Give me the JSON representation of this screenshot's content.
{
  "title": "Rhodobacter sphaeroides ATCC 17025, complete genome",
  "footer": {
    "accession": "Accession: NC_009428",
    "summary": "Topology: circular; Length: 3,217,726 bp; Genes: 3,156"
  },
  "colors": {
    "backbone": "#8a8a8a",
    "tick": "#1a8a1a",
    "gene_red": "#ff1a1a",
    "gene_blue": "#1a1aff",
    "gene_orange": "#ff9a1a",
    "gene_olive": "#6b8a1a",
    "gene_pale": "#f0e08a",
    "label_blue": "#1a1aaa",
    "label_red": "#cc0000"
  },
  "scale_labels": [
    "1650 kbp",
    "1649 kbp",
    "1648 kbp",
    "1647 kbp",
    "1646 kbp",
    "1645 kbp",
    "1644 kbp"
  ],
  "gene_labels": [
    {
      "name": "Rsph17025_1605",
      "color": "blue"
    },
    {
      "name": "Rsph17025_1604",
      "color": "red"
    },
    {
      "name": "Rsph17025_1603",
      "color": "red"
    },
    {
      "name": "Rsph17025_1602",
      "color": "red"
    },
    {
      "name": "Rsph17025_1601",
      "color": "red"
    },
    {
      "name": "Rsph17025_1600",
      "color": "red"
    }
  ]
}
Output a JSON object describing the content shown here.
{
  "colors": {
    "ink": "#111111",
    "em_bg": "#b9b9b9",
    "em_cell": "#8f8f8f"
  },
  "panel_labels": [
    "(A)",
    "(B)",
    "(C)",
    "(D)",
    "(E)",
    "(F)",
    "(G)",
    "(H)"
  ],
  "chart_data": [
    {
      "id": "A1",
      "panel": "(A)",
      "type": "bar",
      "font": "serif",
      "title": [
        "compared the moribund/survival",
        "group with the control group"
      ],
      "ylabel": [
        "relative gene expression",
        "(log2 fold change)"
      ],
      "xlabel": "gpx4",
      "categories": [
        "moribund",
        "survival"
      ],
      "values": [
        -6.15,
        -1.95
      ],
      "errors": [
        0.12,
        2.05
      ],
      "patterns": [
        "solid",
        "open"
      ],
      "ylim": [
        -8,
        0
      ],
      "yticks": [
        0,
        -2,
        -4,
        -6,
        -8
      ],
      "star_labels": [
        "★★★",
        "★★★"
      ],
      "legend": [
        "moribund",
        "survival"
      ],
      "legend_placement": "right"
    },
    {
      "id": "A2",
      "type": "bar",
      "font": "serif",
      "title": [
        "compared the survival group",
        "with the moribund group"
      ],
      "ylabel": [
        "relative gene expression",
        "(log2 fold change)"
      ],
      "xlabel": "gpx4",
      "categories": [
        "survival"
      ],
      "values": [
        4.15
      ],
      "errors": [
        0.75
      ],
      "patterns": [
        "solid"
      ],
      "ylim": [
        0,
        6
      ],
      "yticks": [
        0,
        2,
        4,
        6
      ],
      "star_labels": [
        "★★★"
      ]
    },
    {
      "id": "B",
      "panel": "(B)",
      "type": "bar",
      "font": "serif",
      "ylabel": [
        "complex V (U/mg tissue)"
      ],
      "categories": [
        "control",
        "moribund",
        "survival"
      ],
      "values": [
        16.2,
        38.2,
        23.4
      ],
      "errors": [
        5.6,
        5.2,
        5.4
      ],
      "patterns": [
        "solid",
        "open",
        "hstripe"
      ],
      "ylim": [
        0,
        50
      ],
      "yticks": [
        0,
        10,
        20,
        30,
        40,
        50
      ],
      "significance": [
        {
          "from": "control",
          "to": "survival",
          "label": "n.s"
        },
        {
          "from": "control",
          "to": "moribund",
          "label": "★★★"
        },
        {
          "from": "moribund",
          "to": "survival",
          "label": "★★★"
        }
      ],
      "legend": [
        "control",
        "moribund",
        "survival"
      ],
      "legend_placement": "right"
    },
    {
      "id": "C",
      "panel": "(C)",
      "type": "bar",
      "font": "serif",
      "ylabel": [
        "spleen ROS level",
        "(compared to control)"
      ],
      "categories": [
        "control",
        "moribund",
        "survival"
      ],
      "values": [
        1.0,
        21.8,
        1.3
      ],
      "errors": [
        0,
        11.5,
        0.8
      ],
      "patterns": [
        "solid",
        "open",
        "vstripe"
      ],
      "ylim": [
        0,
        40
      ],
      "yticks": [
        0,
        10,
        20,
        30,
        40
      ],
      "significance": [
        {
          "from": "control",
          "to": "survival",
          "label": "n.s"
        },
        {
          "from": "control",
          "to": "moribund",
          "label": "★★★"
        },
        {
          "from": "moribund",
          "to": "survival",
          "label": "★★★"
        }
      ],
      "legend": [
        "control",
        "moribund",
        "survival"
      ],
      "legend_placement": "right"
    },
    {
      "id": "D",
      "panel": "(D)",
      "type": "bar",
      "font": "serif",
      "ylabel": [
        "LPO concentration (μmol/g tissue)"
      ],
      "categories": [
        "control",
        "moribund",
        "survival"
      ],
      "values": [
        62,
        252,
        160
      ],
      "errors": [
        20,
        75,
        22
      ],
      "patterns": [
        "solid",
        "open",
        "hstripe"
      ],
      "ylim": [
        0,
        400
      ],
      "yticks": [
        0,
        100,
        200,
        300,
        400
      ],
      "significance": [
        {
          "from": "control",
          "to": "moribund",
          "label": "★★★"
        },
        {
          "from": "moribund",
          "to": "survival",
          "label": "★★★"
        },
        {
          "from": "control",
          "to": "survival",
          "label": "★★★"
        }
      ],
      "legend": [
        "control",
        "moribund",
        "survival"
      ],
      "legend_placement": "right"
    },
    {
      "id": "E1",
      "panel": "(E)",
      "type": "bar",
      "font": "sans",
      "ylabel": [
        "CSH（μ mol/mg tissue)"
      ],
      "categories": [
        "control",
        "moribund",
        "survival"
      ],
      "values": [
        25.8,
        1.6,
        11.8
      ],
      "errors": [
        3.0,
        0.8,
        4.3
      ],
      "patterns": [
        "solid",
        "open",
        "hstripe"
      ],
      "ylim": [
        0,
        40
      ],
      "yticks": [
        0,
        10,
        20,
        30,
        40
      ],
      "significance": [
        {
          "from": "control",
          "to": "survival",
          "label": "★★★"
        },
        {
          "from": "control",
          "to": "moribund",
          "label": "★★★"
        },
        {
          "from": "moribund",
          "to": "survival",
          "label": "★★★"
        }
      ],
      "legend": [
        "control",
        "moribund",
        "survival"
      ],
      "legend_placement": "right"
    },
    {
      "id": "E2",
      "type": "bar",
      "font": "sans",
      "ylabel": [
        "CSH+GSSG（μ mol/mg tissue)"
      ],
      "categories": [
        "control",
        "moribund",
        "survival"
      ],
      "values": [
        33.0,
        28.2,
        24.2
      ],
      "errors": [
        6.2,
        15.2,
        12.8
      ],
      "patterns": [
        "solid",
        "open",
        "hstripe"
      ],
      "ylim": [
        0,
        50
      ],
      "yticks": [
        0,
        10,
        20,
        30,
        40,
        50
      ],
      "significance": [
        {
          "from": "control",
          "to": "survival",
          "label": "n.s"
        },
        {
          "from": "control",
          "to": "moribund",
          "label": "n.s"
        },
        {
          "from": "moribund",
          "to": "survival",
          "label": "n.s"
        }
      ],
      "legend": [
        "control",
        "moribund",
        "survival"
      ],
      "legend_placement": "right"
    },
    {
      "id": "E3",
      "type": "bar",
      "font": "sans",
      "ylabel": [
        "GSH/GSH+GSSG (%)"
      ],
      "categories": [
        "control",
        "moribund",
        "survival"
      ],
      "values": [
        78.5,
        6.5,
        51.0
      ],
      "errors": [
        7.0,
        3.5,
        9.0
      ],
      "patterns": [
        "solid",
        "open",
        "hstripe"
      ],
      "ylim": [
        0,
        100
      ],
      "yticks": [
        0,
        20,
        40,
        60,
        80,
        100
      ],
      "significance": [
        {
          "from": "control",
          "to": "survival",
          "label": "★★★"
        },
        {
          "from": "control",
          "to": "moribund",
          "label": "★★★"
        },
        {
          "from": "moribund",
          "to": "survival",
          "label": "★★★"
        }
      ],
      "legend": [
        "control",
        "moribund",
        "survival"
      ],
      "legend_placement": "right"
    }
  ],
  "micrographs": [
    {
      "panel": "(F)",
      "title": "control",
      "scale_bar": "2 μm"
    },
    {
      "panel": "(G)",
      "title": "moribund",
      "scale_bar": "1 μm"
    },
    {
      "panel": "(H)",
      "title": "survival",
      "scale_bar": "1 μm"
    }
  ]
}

▶ EXERCISE DETAILS
Every line above with the word "title" is to be copied out.

▶ RESULT OF THE EXERCISE
  "title": "Rhodobacter sphaeroides ATCC 17025, complete genome",
      "title": [
      "title": [
      "title": "control",
      "title": "moribund",
      "title": "survival",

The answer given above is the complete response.